── MATERIAL FOR THIS EXERCISE

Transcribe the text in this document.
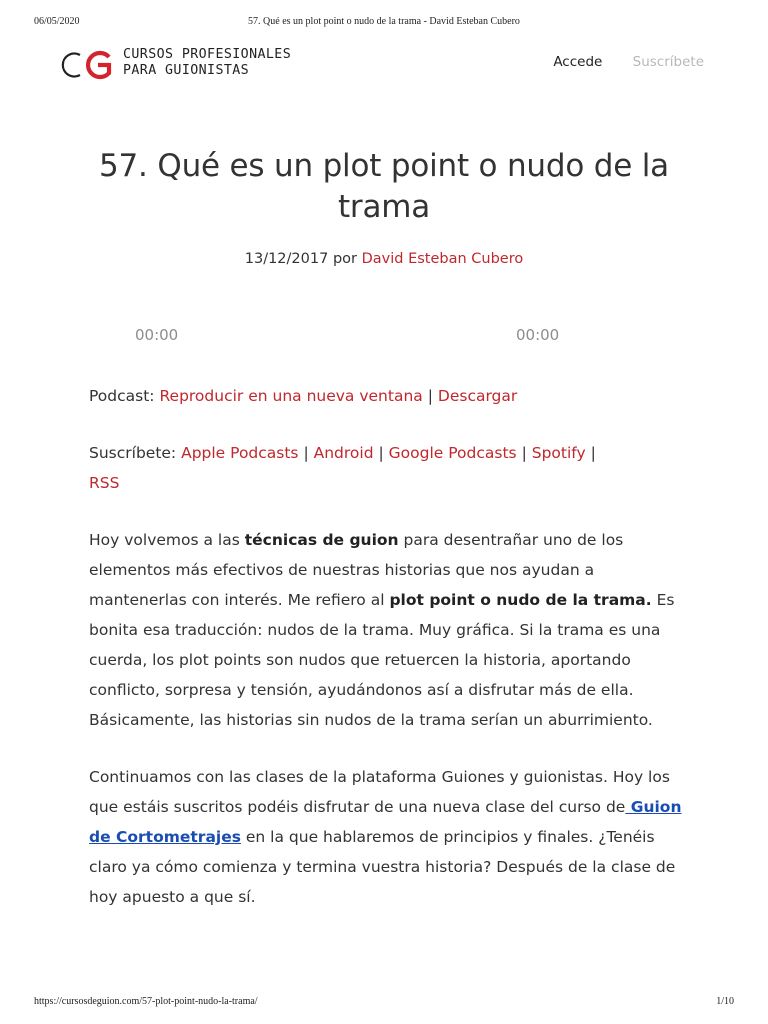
06/05/2020	57. Qué es un plot point o nudo de la trama - David Esteban Cubero
CURSOS PROFESIONALES
PARA GUIONISTAS
Accede Suscríbete
57. Qué es un plot point o nudo de la trama
13/12/2017 por David Esteban Cubero
00:00	00:00

Podcast: Reproducir en una nueva ventana | Descargar

Suscríbete: Apple Podcasts | Android | Google Podcasts | Spotify |
RSS

Hoy volvemos a las técnicas de guion para desentrañar uno de los elementos más efectivos de nuestras historias que nos ayudan a mantenerlas con interés. Me refiero al plot point o nudo de la trama. Es bonita esa traducción: nudos de la trama. Muy gráfica. Si la trama es una cuerda, los plot points son nudos que retuercen la historia, aportando conflicto, sorpresa y tensión, ayudándonos así a disfrutar más de ella. Básicamente, las historias sin nudos de la trama serían un aburrimiento.

Continuamos con las clases de la plataforma Guiones y guionistas. Hoy los que estáis suscritos podéis disfrutar de una nueva clase del curso de Guion de Cortometrajes en la que hablaremos de principios y finales. ¿Tenéis claro ya cómo comienza y termina vuestra historia? Después de la clase de hoy apuesto a que sí.

https://cursosdeguion.com/57-plot-point-nudo-la-trama/	1/10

────

* _STATED PROBLEM_
State how many lines of the listing include "David", and nothing more.

* _COMPLETE OUTPUT_
2